§ Entries provided:
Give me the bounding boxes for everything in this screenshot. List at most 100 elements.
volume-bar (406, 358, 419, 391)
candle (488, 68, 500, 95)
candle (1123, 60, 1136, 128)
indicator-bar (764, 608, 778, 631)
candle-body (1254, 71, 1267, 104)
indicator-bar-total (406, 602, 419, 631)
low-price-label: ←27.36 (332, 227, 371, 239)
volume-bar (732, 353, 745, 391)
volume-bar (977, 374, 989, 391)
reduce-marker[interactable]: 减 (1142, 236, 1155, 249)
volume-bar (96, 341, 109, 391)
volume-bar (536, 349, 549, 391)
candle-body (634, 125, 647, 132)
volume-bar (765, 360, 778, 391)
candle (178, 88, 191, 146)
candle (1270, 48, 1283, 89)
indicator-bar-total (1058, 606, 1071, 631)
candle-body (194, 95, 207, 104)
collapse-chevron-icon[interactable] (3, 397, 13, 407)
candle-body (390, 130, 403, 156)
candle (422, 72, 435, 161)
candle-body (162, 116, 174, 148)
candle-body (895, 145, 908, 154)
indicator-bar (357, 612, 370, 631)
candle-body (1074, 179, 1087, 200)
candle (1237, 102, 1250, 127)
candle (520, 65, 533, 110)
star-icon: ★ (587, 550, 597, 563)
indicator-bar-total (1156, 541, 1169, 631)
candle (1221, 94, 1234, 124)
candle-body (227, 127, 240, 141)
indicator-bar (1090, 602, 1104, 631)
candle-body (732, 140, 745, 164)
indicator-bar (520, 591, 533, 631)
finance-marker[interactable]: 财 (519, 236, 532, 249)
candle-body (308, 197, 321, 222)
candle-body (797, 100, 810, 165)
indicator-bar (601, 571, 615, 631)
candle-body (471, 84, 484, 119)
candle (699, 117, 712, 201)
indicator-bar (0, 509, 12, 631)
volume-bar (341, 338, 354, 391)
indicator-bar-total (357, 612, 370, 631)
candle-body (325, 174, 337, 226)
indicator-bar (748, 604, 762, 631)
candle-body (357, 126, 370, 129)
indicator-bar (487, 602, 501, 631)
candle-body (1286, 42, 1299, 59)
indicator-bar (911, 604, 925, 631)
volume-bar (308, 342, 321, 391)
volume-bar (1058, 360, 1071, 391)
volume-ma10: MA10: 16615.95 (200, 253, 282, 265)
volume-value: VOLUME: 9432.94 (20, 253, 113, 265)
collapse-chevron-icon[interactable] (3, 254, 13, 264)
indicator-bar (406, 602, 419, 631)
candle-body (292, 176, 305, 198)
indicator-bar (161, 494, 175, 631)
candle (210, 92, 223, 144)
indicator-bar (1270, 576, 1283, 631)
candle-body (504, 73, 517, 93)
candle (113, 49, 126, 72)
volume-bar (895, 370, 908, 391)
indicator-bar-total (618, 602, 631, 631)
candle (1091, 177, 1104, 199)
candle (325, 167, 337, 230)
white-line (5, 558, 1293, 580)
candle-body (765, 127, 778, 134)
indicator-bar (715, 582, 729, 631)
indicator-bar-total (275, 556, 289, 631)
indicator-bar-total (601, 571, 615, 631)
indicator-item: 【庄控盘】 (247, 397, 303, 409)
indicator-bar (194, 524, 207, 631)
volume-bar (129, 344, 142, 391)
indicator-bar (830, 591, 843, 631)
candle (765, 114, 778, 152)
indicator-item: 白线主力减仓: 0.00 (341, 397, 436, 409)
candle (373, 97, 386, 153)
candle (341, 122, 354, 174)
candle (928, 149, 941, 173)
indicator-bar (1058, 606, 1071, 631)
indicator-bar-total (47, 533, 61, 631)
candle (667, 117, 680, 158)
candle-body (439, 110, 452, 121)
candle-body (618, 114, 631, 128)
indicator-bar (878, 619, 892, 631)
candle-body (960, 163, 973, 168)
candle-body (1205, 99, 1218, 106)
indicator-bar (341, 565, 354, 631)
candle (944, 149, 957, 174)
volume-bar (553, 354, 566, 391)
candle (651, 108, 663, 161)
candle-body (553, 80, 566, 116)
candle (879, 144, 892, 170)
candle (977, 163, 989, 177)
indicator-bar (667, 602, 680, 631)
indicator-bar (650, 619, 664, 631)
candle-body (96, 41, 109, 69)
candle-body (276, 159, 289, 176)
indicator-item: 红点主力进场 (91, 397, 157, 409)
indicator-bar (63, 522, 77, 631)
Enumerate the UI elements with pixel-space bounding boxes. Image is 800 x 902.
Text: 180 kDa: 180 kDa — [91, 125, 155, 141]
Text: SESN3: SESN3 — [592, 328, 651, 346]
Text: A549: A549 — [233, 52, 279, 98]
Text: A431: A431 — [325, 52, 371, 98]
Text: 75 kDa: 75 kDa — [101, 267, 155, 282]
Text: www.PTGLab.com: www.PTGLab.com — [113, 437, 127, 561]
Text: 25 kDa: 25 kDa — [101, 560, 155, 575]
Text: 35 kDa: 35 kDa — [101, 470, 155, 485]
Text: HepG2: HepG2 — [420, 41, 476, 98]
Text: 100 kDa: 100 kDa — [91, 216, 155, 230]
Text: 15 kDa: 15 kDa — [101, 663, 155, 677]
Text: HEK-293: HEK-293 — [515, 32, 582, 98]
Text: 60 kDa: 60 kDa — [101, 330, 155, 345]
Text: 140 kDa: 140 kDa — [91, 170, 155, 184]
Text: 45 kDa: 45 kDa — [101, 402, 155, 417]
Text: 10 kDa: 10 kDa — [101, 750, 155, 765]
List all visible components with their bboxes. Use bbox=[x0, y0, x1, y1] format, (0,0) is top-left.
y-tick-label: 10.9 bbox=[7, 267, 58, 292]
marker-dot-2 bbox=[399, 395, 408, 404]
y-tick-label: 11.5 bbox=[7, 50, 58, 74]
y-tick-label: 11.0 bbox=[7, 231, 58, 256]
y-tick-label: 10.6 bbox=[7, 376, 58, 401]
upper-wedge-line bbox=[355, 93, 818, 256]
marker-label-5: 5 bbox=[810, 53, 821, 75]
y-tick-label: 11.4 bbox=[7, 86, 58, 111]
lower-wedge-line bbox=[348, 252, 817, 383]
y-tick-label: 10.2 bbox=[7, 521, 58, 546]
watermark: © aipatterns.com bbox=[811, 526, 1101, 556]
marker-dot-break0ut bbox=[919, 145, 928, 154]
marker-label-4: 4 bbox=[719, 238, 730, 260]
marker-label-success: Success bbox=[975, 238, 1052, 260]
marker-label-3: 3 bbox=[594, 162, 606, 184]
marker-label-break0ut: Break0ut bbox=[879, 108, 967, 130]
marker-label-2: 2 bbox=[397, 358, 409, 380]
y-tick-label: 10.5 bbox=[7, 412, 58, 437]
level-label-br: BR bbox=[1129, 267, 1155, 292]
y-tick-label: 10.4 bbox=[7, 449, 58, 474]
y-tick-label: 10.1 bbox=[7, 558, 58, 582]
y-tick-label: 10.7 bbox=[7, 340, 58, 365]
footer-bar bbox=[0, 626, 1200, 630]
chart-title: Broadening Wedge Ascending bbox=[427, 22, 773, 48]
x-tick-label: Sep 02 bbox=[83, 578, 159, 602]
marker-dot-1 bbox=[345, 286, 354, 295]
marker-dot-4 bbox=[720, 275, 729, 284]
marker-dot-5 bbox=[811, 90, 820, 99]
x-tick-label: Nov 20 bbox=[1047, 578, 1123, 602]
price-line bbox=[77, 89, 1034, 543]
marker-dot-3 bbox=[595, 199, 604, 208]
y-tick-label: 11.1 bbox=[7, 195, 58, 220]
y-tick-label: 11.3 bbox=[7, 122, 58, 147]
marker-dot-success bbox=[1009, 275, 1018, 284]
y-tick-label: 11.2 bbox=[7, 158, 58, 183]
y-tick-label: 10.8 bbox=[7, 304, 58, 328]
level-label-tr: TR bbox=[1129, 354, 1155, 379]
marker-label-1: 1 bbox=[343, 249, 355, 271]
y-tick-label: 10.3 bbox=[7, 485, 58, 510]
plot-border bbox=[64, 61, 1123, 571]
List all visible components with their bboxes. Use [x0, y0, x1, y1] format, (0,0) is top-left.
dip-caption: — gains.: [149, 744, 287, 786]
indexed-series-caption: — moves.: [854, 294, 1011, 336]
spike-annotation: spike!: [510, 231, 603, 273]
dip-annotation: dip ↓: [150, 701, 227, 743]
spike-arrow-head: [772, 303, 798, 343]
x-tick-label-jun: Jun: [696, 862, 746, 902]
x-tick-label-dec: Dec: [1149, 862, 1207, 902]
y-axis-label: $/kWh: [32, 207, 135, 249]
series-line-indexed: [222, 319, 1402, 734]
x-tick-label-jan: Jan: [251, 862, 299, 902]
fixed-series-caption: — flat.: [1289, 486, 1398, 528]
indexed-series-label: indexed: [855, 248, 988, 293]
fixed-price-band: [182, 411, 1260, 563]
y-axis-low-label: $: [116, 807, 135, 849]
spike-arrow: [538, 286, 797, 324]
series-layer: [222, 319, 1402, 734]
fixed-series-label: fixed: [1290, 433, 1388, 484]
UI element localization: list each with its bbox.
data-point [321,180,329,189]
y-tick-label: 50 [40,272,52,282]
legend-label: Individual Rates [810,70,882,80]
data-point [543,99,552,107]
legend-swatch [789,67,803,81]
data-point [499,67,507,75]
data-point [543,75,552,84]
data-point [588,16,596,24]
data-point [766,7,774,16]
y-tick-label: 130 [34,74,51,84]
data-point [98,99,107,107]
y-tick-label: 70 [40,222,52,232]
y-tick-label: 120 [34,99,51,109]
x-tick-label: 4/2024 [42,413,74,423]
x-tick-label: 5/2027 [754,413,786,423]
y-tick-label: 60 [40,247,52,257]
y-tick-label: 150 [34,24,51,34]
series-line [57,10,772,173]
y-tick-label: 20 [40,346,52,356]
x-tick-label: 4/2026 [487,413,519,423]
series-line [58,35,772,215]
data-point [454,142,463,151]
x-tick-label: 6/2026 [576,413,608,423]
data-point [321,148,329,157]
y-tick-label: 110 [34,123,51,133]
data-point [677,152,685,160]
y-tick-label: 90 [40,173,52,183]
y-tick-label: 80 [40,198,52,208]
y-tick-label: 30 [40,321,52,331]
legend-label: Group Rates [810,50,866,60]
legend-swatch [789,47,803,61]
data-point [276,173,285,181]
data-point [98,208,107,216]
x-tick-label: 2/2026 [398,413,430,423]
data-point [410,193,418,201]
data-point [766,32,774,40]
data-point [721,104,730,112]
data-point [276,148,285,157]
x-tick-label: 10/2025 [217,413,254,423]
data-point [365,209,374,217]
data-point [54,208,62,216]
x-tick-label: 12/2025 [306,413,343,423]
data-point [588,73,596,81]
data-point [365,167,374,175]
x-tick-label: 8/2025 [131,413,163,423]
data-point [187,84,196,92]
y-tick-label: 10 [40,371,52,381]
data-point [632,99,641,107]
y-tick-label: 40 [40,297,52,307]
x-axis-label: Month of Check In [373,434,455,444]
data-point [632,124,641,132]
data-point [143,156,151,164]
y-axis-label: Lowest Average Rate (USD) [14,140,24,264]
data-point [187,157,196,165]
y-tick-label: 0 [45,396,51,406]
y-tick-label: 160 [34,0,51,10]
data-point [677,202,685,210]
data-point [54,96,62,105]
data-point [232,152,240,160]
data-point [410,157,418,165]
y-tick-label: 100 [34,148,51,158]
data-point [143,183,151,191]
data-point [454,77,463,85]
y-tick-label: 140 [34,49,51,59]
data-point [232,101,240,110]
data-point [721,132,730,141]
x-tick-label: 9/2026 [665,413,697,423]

§ What needs to be done:
Copy the lines from the start of the records through the line containing "indicator-bar (1270, 576, 1283, 631)", both included, without any changes.

§ Correct response:
Give me the bounding boxes for everything in this screenshot. List at most 100 elements.
volume-bar (406, 358, 419, 391)
candle (488, 68, 500, 95)
candle (1123, 60, 1136, 128)
indicator-bar (764, 608, 778, 631)
candle-body (1254, 71, 1267, 104)
indicator-bar-total (406, 602, 419, 631)
low-price-label: ←27.36 (332, 227, 371, 239)
volume-bar (732, 353, 745, 391)
volume-bar (977, 374, 989, 391)
reduce-marker[interactable]: 减 (1142, 236, 1155, 249)
volume-bar (96, 341, 109, 391)
volume-bar (536, 349, 549, 391)
candle-body (634, 125, 647, 132)
volume-bar (765, 360, 778, 391)
candle (178, 88, 191, 146)
candle (1270, 48, 1283, 89)
indicator-bar-total (1058, 606, 1071, 631)
candle-body (194, 95, 207, 104)
collapse-chevron-icon[interactable] (3, 397, 13, 407)
candle-body (390, 130, 403, 156)
candle (422, 72, 435, 161)
candle-body (162, 116, 174, 148)
candle-body (895, 145, 908, 154)
indicator-bar (357, 612, 370, 631)
candle-body (1074, 179, 1087, 200)
candle (1237, 102, 1250, 127)
candle (520, 65, 533, 110)
star-icon: ★ (587, 550, 597, 563)
indicator-bar-total (1156, 541, 1169, 631)
candle (1221, 94, 1234, 124)
candle-body (227, 127, 240, 141)
indicator-bar (1090, 602, 1104, 631)
candle-body (732, 140, 745, 164)
indicator-bar (520, 591, 533, 631)
finance-marker[interactable]: 财 (519, 236, 532, 249)
candle-body (308, 197, 321, 222)
candle-body (797, 100, 810, 165)
indicator-bar (601, 571, 615, 631)
candle-body (471, 84, 484, 119)
candle (699, 117, 712, 201)
indicator-bar (0, 509, 12, 631)
volume-bar (341, 338, 354, 391)
indicator-bar-total (357, 612, 370, 631)
candle-body (325, 174, 337, 226)
indicator-bar (748, 604, 762, 631)
candle-body (357, 126, 370, 129)
indicator-bar (487, 602, 501, 631)
candle-body (1286, 42, 1299, 59)
indicator-bar (911, 604, 925, 631)
volume-bar (308, 342, 321, 391)
volume-bar (1058, 360, 1071, 391)
volume-ma10: MA10: 16615.95 (200, 253, 282, 265)
volume-value: VOLUME: 9432.94 (20, 253, 113, 265)
collapse-chevron-icon[interactable] (3, 254, 13, 264)
indicator-bar (406, 602, 419, 631)
candle-body (292, 176, 305, 198)
indicator-bar (161, 494, 175, 631)
candle (210, 92, 223, 144)
indicator-bar (1270, 576, 1283, 631)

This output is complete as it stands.